* **Exercise materials**
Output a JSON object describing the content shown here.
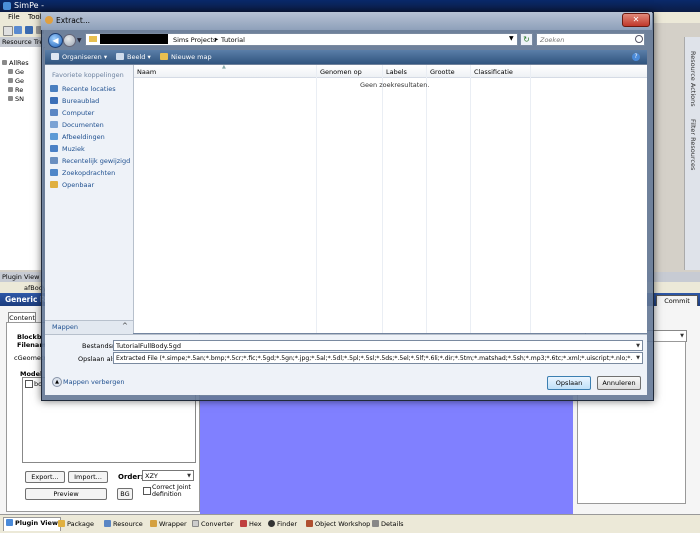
{
  "app": {
    "title": "SimPe -",
    "menu": [
      "File",
      "Tools"
    ],
    "tree_header": "Resource Tree",
    "tree_items": [
      "AllRes",
      "Ge",
      "Ge",
      "Re",
      "SN"
    ],
    "right_strip": [
      "Resource Actions",
      "Filter Resources"
    ],
    "plugin_view_label": "Plugin View",
    "plugin_tab": "afBody",
    "generic_header": "Generic R",
    "commit_label": "Commit",
    "content_tab": "Content",
    "blockname_label": "Blockb",
    "filename_label": "Filenam",
    "cgeometry_label": "cGeometr",
    "models_label": "Model",
    "list_item": "bo",
    "export_label": "Export...",
    "import_label": "Import...",
    "order_label": "Order:",
    "order_value": "XZY",
    "preview_label": "Preview",
    "bg_label": "BG",
    "correct_joint_label1": "Correct Joint",
    "correct_joint_label2": "definition",
    "bottom_tabs": [
      "Plugin View",
      "Package",
      "Resource",
      "Wrapper",
      "Converter",
      "Hex",
      "Finder",
      "Object Workshop",
      "Details"
    ],
    "preview_color": "#8080ff"
  },
  "dialog": {
    "title": "Extract...",
    "close_glyph": "✕",
    "breadcrumb": [
      "Sims Projects",
      "Tutorial"
    ],
    "search_placeholder": "Zoeken",
    "toolbar": {
      "organize": "Organiseren",
      "view": "Beeld",
      "new_folder": "Nieuwe map"
    },
    "favorites_header": "Favoriete koppelingen",
    "favorites": [
      {
        "label": "Recente locaties",
        "color": "#4a7fc0"
      },
      {
        "label": "Bureaublad",
        "color": "#3b6fb8"
      },
      {
        "label": "Computer",
        "color": "#5a86c4"
      },
      {
        "label": "Documenten",
        "color": "#7aa2d4"
      },
      {
        "label": "Afbeeldingen",
        "color": "#5c9ad6"
      },
      {
        "label": "Muziek",
        "color": "#4a80c6"
      },
      {
        "label": "Recentelijk gewijzigd",
        "color": "#6a8fc0"
      },
      {
        "label": "Zoekopdrachten",
        "color": "#4f86c8"
      },
      {
        "label": "Openbaar",
        "color": "#e0b040"
      }
    ],
    "folders_label": "Mappen",
    "columns": [
      "Naam",
      "Genomen op",
      "Labels",
      "Grootte",
      "Classificatie"
    ],
    "empty_message": "Geen zoekresultaten.",
    "filename_label": "Bestandsnaam:",
    "filename_value": "TutorialFullBody.5gd",
    "filetype_label": "Opslaan als:",
    "filetype_value": "Extracted File (*.simpe;*.5an;*.bmp;*.5cr;*.fic;*.5gd;*.5gn;*.jpg;*.5al;*.5dl;*.5pl;*.5sl;*.5ds;*.5el;*.5lf;*.6li;*.dir;*.5tm;*.matshad;*.5sh;*.mp3;*.6tc;*.xml;*.uiscript;*.nlo;*.5cs;*.5sc)",
    "hide_folders": "Mappen verbergen",
    "save_label": "Opslaan",
    "cancel_label": "Annuleren"
  }
}
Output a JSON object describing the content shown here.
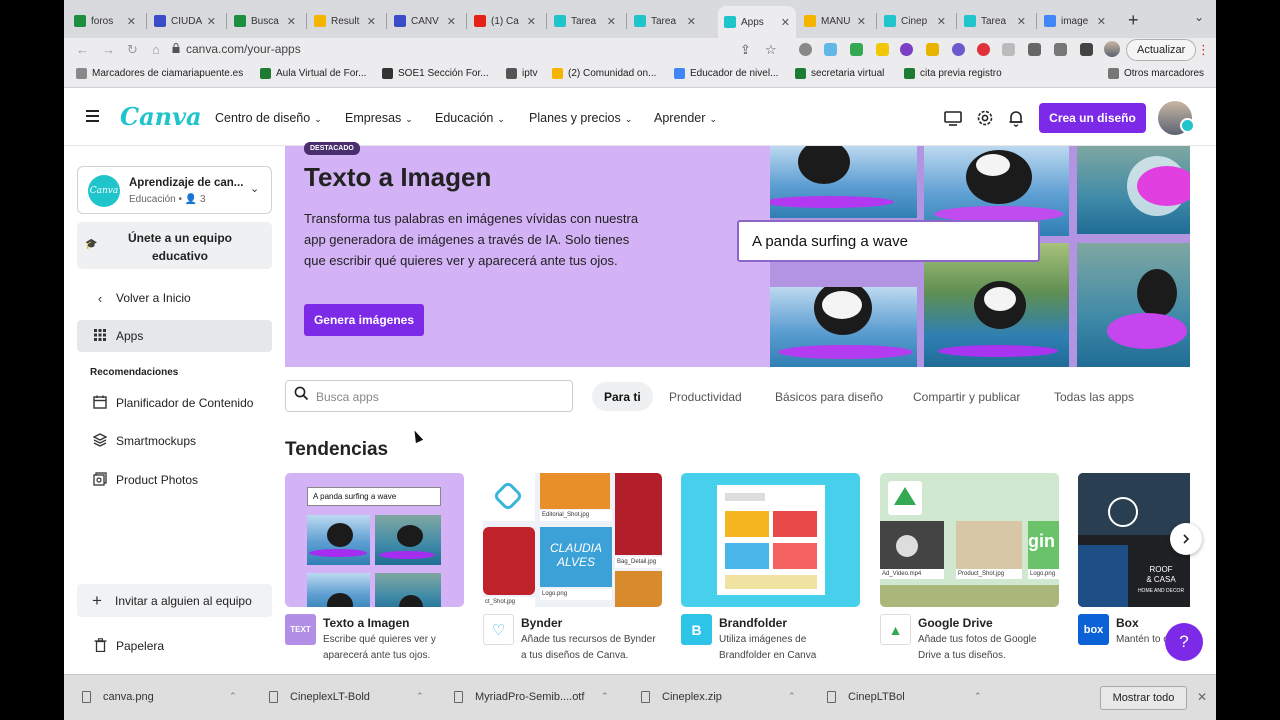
{
  "browser": {
    "tabs": [
      {
        "label": "foros",
        "color": "#1e8e3e",
        "active": false
      },
      {
        "label": "CIUDA",
        "color": "#3c4bc7",
        "active": false
      },
      {
        "label": "Busca",
        "color": "#1e8e3e",
        "active": false
      },
      {
        "label": "Result",
        "color": "#f4b400",
        "active": false
      },
      {
        "label": "CANV",
        "color": "#3c4bc7",
        "active": false
      },
      {
        "label": "(1) Ca",
        "color": "#e62117",
        "active": false
      },
      {
        "label": "Tarea",
        "color": "#20c4cb",
        "active": false
      },
      {
        "label": "Tarea",
        "color": "#20c4cb",
        "active": false
      },
      {
        "label": "Apps",
        "color": "#20c4cb",
        "active": true
      },
      {
        "label": "MANU",
        "color": "#f4b400",
        "active": false
      },
      {
        "label": "Cinep",
        "color": "#20c4cb",
        "active": false
      },
      {
        "label": "Tarea",
        "color": "#20c4cb",
        "active": false
      },
      {
        "label": "image",
        "color": "#4285f4",
        "active": false
      }
    ],
    "url": "canva.com/your-apps",
    "update_label": "Actualizar",
    "bookmarks": [
      {
        "label": "Marcadores de ciamariapuente.es",
        "color": "#888888"
      },
      {
        "label": "Aula Virtual de For...",
        "color": "#1e7b34"
      },
      {
        "label": "SOE1 Sección For...",
        "color": "#333333"
      },
      {
        "label": "iptv",
        "color": "#555555"
      },
      {
        "label": "(2) Comunidad on...",
        "color": "#f4b400"
      },
      {
        "label": "Educador de nivel...",
        "color": "#4285f4"
      },
      {
        "label": "secretaria virtual",
        "color": "#1e7b34"
      },
      {
        "label": "cita previa registro",
        "color": "#1e7b34"
      }
    ],
    "other_bookmarks": "Otros marcadores"
  },
  "header": {
    "logo": "Canva",
    "nav": [
      "Centro de diseño",
      "Empresas",
      "Educación",
      "Planes y precios",
      "Aprender"
    ],
    "create_label": "Crea un diseño"
  },
  "sidebar": {
    "team_name": "Aprendizaje de can...",
    "team_sub": "Educación • 👤 3",
    "team_logo": "Canva",
    "join_label": "Únete a un equipo educativo",
    "back_label": "Volver a Inicio",
    "apps_label": "Apps",
    "recommendations_heading": "Recomendaciones",
    "recommendations": [
      {
        "label": "Planificador de Contenido",
        "icon": "calendar-icon"
      },
      {
        "label": "Smartmockups",
        "icon": "layers-icon"
      },
      {
        "label": "Product Photos",
        "icon": "photos-icon"
      }
    ],
    "invite_label": "Invitar a alguien al equipo",
    "trash_label": "Papelera"
  },
  "banner": {
    "badge": "DESTACADO",
    "title": "Texto a Imagen",
    "description": "Transforma tus palabras en imágenes vívidas con nuestra app generadora de imágenes a través de IA. Solo tienes que escribir qué quieres ver y aparecerá ante tus ojos.",
    "button_label": "Genera imágenes",
    "prompt_text": "A panda surfing a wave"
  },
  "search": {
    "placeholder": "Busca apps",
    "value": ""
  },
  "filters": [
    "Para ti",
    "Productividad",
    "Básicos para diseño",
    "Compartir y publicar",
    "Todas las apps"
  ],
  "selected_filter": "Para ti",
  "section_title": "Tendencias",
  "apps": [
    {
      "name": "Texto a Imagen",
      "desc": "Escribe qué quieres ver y aparecerá ante tus ojos.",
      "icon_text": "TEXT",
      "icon_color": "#b28ee6",
      "thumb_prompt": "A panda surfing a wave"
    },
    {
      "name": "Bynder",
      "desc": "Añade tus recursos de Bynder a tus diseños de Canva.",
      "icon_text": "♡",
      "icon_color": "#ffffff",
      "thumb_labels": [
        "Editorial_Shot.jpg",
        "CLAUDIA",
        "ALVES",
        "Bag_Detail.jpg",
        "Logo.png",
        "ct_Shot.jpg"
      ]
    },
    {
      "name": "Brandfolder",
      "desc": "Utiliza imágenes de Brandfolder en Canva",
      "icon_text": "B",
      "icon_color": "#2ec4e8"
    },
    {
      "name": "Google Drive",
      "desc": "Añade tus fotos de Google Drive a tus diseños.",
      "icon_text": "▲",
      "icon_color": "#ffffff",
      "thumb_labels": [
        "Ad_Video.mp4",
        "Product_Shot.jpg",
        "Logo.png",
        "gin"
      ]
    },
    {
      "name": "Box",
      "desc": "Mantén to ordenados",
      "icon_text": "box",
      "icon_color": "#0b61d5",
      "thumb_labels": [
        "ROOF",
        "& CASA",
        "HOME AND DECOR"
      ]
    }
  ],
  "downloads": [
    {
      "name": "canva.png"
    },
    {
      "name": "CineplexLT-Bold"
    },
    {
      "name": "MyriadPro-Semib....otf"
    },
    {
      "name": "Cineplex.zip"
    },
    {
      "name": "CinepLTBol"
    }
  ],
  "show_all_label": "Mostrar todo",
  "help_label": "?"
}
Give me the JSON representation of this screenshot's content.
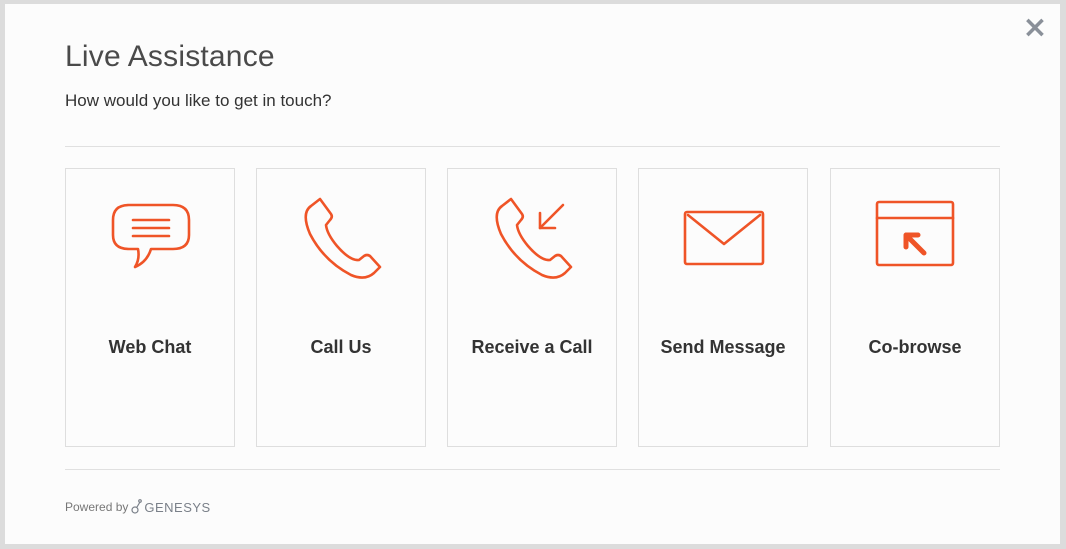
{
  "dialog": {
    "title": "Live Assistance",
    "subtitle": "How would you like to get in touch?",
    "close_icon": "close-icon"
  },
  "options": [
    {
      "label": "Web Chat",
      "icon": "chat-bubble-icon"
    },
    {
      "label": "Call Us",
      "icon": "phone-icon"
    },
    {
      "label": "Receive a Call",
      "icon": "phone-incoming-icon"
    },
    {
      "label": "Send Message",
      "icon": "envelope-icon"
    },
    {
      "label": "Co-browse",
      "icon": "cobrowse-window-icon"
    }
  ],
  "footer": {
    "powered_by": "Powered by",
    "brand": "GENESYS"
  },
  "colors": {
    "accent": "#ef5427",
    "text": "#333333",
    "border": "#dedede"
  }
}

* **Problem statement**
Only the lines from the one that holds "Give me the" through the final line of the material should be reproduced, word for word, with the pictures omitted.

* **Task output**
Give me the JSON representation of this screenshot's content.
{
  "dialog": {
    "title": "Live Assistance",
    "subtitle": "How would you like to get in touch?",
    "close_icon": "close-icon"
  },
  "options": [
    {
      "label": "Web Chat",
      "icon": "chat-bubble-icon"
    },
    {
      "label": "Call Us",
      "icon": "phone-icon"
    },
    {
      "label": "Receive a Call",
      "icon": "phone-incoming-icon"
    },
    {
      "label": "Send Message",
      "icon": "envelope-icon"
    },
    {
      "label": "Co-browse",
      "icon": "cobrowse-window-icon"
    }
  ],
  "footer": {
    "powered_by": "Powered by",
    "brand": "GENESYS"
  },
  "colors": {
    "accent": "#ef5427",
    "text": "#333333",
    "border": "#dedede"
  }
}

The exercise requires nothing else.